Begin
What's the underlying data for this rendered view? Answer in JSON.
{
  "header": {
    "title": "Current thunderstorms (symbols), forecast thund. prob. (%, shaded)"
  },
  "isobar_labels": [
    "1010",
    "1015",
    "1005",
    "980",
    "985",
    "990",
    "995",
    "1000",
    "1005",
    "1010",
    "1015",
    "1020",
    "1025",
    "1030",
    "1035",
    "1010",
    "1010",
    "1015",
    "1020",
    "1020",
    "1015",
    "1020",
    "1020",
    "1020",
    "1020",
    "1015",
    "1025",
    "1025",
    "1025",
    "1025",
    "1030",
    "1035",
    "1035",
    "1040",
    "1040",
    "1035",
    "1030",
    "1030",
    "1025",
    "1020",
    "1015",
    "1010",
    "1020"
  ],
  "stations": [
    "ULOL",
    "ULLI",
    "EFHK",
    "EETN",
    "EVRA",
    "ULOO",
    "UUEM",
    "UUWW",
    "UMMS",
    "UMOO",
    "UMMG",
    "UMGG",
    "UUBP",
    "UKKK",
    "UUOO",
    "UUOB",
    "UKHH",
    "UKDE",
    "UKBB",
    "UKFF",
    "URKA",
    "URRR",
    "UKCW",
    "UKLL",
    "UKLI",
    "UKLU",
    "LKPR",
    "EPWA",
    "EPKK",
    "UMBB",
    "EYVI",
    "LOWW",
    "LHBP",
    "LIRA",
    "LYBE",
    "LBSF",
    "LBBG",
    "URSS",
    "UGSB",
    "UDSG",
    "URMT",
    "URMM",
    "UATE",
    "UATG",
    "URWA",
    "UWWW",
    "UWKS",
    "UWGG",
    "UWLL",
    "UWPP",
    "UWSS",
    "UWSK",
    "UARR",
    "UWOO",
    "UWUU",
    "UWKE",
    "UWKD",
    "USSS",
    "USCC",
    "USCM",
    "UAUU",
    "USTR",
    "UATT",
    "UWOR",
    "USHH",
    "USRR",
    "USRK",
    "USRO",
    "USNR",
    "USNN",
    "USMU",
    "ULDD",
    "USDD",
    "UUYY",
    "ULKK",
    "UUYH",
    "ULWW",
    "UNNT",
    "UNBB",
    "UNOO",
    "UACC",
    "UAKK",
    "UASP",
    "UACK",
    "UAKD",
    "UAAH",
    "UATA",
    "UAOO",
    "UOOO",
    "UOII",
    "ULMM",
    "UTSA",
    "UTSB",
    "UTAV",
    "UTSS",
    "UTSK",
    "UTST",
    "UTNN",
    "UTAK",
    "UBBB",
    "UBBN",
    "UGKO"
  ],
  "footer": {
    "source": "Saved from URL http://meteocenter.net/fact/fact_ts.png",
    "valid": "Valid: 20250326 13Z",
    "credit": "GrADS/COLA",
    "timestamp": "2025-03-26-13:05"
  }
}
End
**Problem description**
Reproduce every record, matching each line exactly.

**The response**
What's the underlying data for this rendered view? Answer in JSON.
{
  "header": {
    "title": "Current thunderstorms (symbols), forecast thund. prob. (%, shaded)"
  },
  "isobar_labels": [
    "1010",
    "1015",
    "1005",
    "980",
    "985",
    "990",
    "995",
    "1000",
    "1005",
    "1010",
    "1015",
    "1020",
    "1025",
    "1030",
    "1035",
    "1010",
    "1010",
    "1015",
    "1020",
    "1020",
    "1015",
    "1020",
    "1020",
    "1020",
    "1020",
    "1015",
    "1025",
    "1025",
    "1025",
    "1025",
    "1030",
    "1035",
    "1035",
    "1040",
    "1040",
    "1035",
    "1030",
    "1030",
    "1025",
    "1020",
    "1015",
    "1010",
    "1020"
  ],
  "stations": [
    "ULOL",
    "ULLI",
    "EFHK",
    "EETN",
    "EVRA",
    "ULOO",
    "UUEM",
    "UUWW",
    "UMMS",
    "UMOO",
    "UMMG",
    "UMGG",
    "UUBP",
    "UKKK",
    "UUOO",
    "UUOB",
    "UKHH",
    "UKDE",
    "UKBB",
    "UKFF",
    "URKA",
    "URRR",
    "UKCW",
    "UKLL",
    "UKLI",
    "UKLU",
    "LKPR",
    "EPWA",
    "EPKK",
    "UMBB",
    "EYVI",
    "LOWW",
    "LHBP",
    "LIRA",
    "LYBE",
    "LBSF",
    "LBBG",
    "URSS",
    "UGSB",
    "UDSG",
    "URMT",
    "URMM",
    "UATE",
    "UATG",
    "URWA",
    "UWWW",
    "UWKS",
    "UWGG",
    "UWLL",
    "UWPP",
    "UWSS",
    "UWSK",
    "UARR",
    "UWOO",
    "UWUU",
    "UWKE",
    "UWKD",
    "USSS",
    "USCC",
    "USCM",
    "UAUU",
    "USTR",
    "UATT",
    "UWOR",
    "USHH",
    "USRR",
    "USRK",
    "USRO",
    "USNR",
    "USNN",
    "USMU",
    "ULDD",
    "USDD",
    "UUYY",
    "ULKK",
    "UUYH",
    "ULWW",
    "UNNT",
    "UNBB",
    "UNOO",
    "UACC",
    "UAKK",
    "UASP",
    "UACK",
    "UAKD",
    "UAAH",
    "UATA",
    "UAOO",
    "UOOO",
    "UOII",
    "ULMM",
    "UTSA",
    "UTSB",
    "UTAV",
    "UTSS",
    "UTSK",
    "UTST",
    "UTNN",
    "UTAK",
    "UBBB",
    "UBBN",
    "UGKO"
  ],
  "footer": {
    "source": "Saved from URL http://meteocenter.net/fact/fact_ts.png",
    "valid": "Valid: 20250326 13Z",
    "credit": "GrADS/COLA",
    "timestamp": "2025-03-26-13:05"
  }
}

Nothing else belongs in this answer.